Exercise task:
Among the records below, find each line that includes the string "JSON" and copy it.

==== Data in this exercise

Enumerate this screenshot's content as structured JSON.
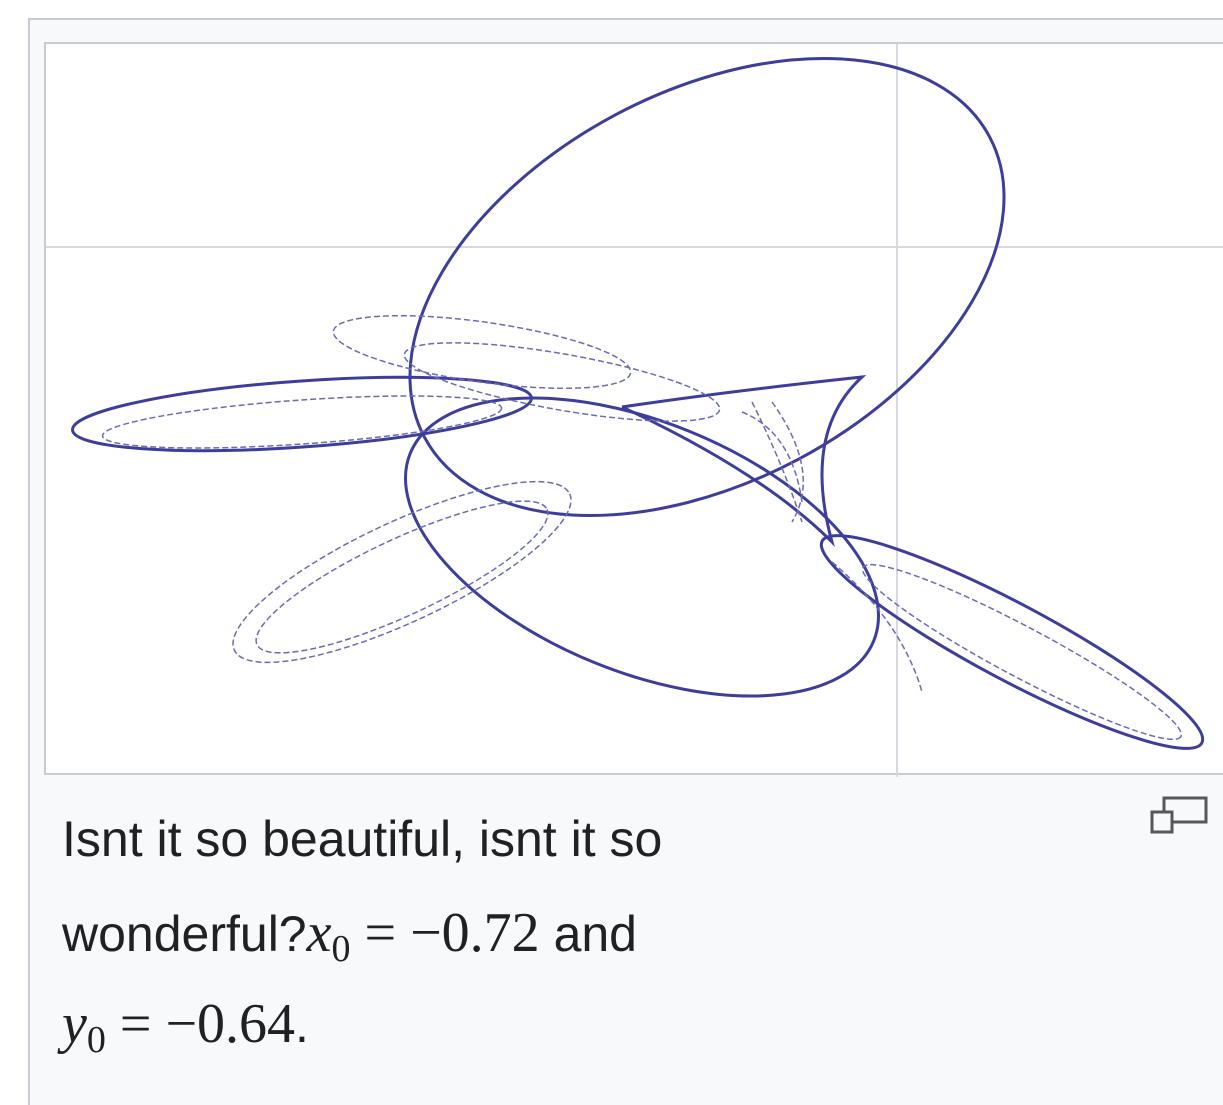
{
  "caption": {
    "line_1": "Isnt it so beautiful, isnt it so",
    "line_2_text": "wonderful?",
    "x_var": "x",
    "x_sub": "0",
    "x_rel": "=",
    "x_value": "−0.72",
    "joiner": "and",
    "y_var": "y",
    "y_sub": "0",
    "y_rel": "=",
    "y_value": "−0.64",
    "end": "."
  }
}
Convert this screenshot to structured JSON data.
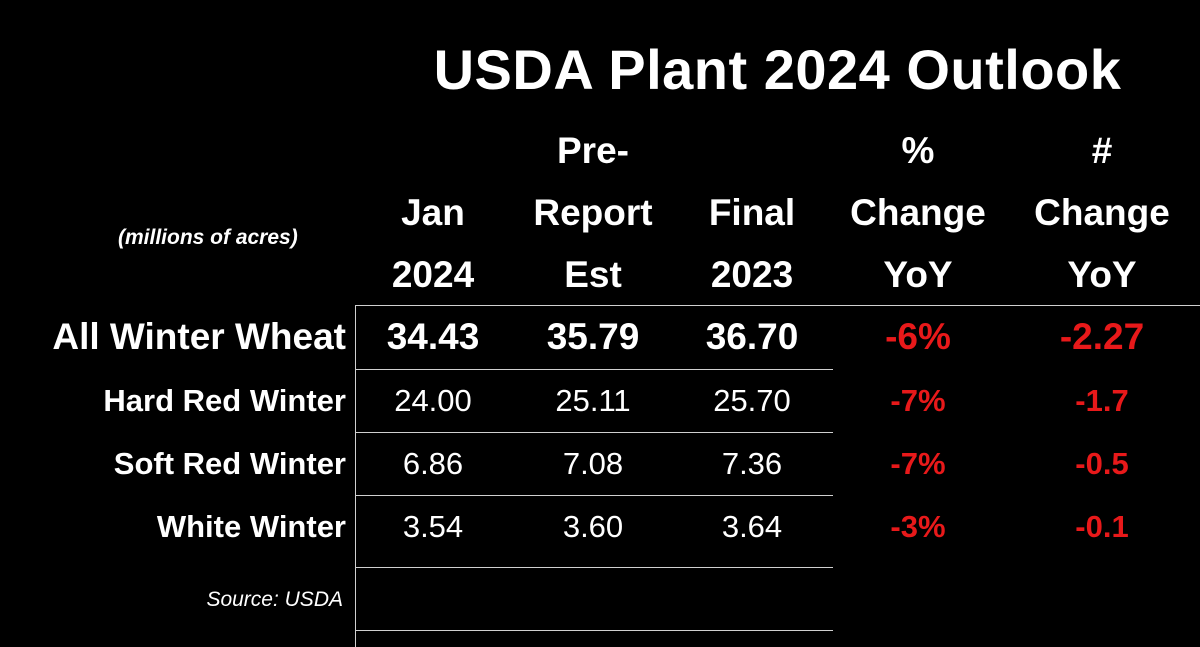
{
  "chart_data": {
    "type": "table",
    "title": "USDA Plant 2024 Outlook",
    "units_note": "(millions of acres)",
    "source": "Source: USDA",
    "columns": [
      {
        "key": "jan2024",
        "lines": [
          "Jan",
          "2024"
        ]
      },
      {
        "key": "pre_report_est",
        "lines": [
          "Pre-",
          "Report",
          "Est"
        ]
      },
      {
        "key": "final2023",
        "lines": [
          "Final",
          "2023"
        ]
      },
      {
        "key": "pct_change_yoy",
        "lines": [
          "%",
          "Change",
          "YoY"
        ]
      },
      {
        "key": "num_change_yoy",
        "lines": [
          "#",
          "Change",
          "YoY"
        ]
      }
    ],
    "rows": [
      {
        "label": "All Winter Wheat",
        "jan2024": "34.43",
        "pre_report_est": "35.79",
        "final2023": "36.70",
        "pct_change_yoy": "-6%",
        "num_change_yoy": "-2.27"
      },
      {
        "label": "Hard Red Winter",
        "jan2024": "24.00",
        "pre_report_est": "25.11",
        "final2023": "25.70",
        "pct_change_yoy": "-7%",
        "num_change_yoy": "-1.7"
      },
      {
        "label": "Soft Red Winter",
        "jan2024": "6.86",
        "pre_report_est": "7.08",
        "final2023": "7.36",
        "pct_change_yoy": "-7%",
        "num_change_yoy": "-0.5"
      },
      {
        "label": "White Winter",
        "jan2024": "3.54",
        "pre_report_est": "3.60",
        "final2023": "3.64",
        "pct_change_yoy": "-3%",
        "num_change_yoy": "-0.1"
      }
    ]
  },
  "colors": {
    "background": "#000000",
    "text": "#ffffff",
    "negative": "#e8191a",
    "grid": "#d0d0d0"
  }
}
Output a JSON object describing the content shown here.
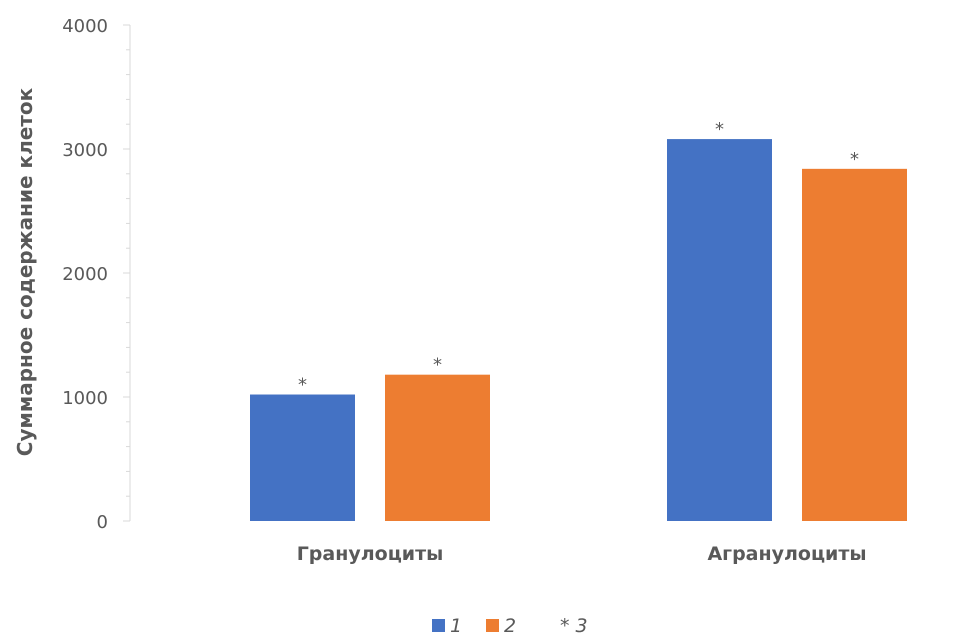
{
  "chart_data": {
    "type": "bar",
    "title": "",
    "xlabel": "",
    "ylabel": "Суммарное содержание клеток",
    "categories": [
      "Гранулоциты",
      "Агранулоциты"
    ],
    "series": [
      {
        "name": "1",
        "values": [
          1020,
          3080
        ],
        "color": "#4472c4"
      },
      {
        "name": "2",
        "values": [
          1180,
          2840
        ],
        "color": "#ed7d31"
      }
    ],
    "marks": [
      [
        "*",
        "*"
      ],
      [
        "*",
        "*"
      ]
    ],
    "mark_legend": {
      "symbol": "*",
      "name": "3"
    },
    "ylim": [
      0,
      4000
    ],
    "yticks": [
      0,
      1000,
      2000,
      3000,
      4000
    ],
    "grid": false,
    "legend_position": "bottom"
  }
}
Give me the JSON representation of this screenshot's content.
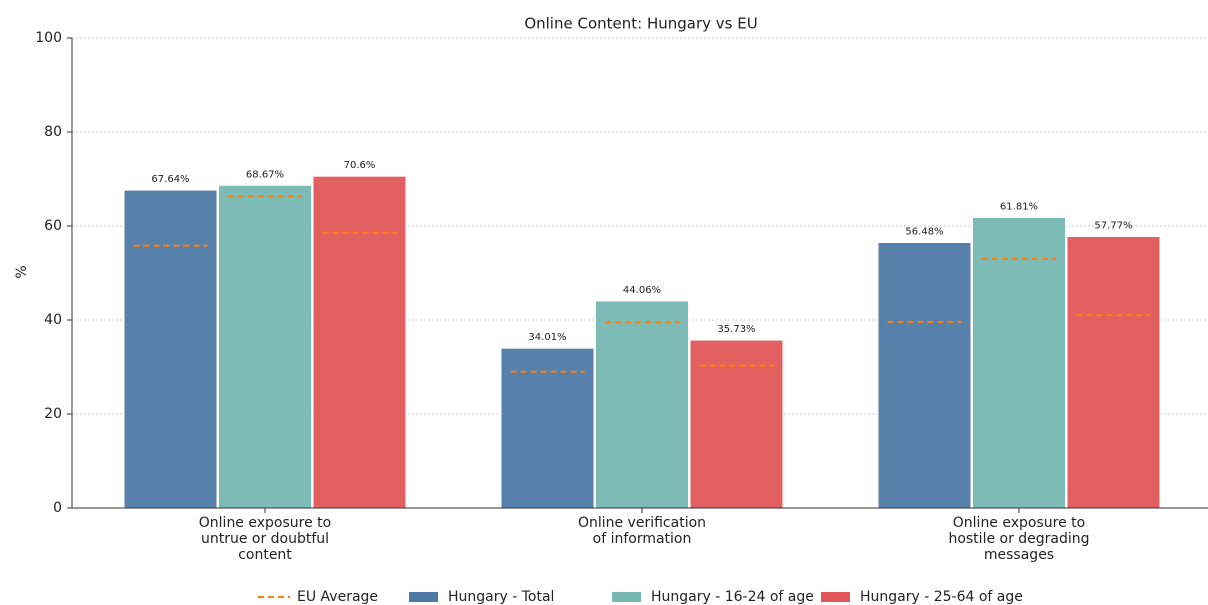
{
  "chart_data": {
    "type": "bar",
    "title": "Online Content: Hungary vs EU",
    "ylabel": "%",
    "categories": [
      [
        "Online exposure to",
        "untrue or doubtful",
        "content"
      ],
      [
        "Online verification",
        "of information"
      ],
      [
        "Online exposure to",
        "hostile or degrading",
        "messages"
      ]
    ],
    "series": [
      {
        "name": "Hungary - Total",
        "color": "#4e79a7",
        "values": [
          67.64,
          34.01,
          56.48
        ],
        "value_labels": [
          "67.64%",
          "34.01%",
          "56.48%"
        ]
      },
      {
        "name": "Hungary - 16-24 of age",
        "color": "#76b7b2",
        "values": [
          68.67,
          44.06,
          61.81
        ],
        "value_labels": [
          "68.67%",
          "44.06%",
          "61.81%"
        ]
      },
      {
        "name": "Hungary - 25-64 of age",
        "color": "#e15759",
        "values": [
          70.6,
          35.73,
          57.77
        ],
        "value_labels": [
          "70.6%",
          "35.73%",
          "57.77%"
        ]
      }
    ],
    "eu_average": {
      "name": "EU Average",
      "color": "#ff7f0e",
      "values": [
        [
          55.8,
          29,
          39.6
        ],
        [
          66.3,
          39.5,
          53
        ],
        [
          58.5,
          30.3,
          41
        ]
      ]
    },
    "ylim": [
      0,
      100
    ],
    "yticks": [
      0,
      20,
      40,
      60,
      80,
      100
    ],
    "grid": true
  }
}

========

Exercise solution:
Enumerate this screenshot's content as structured JSON.
Convert this screenshot to structured JSON data.
Output a JSON object describing the content shown here.
Give me the JSON representation of this screenshot's content.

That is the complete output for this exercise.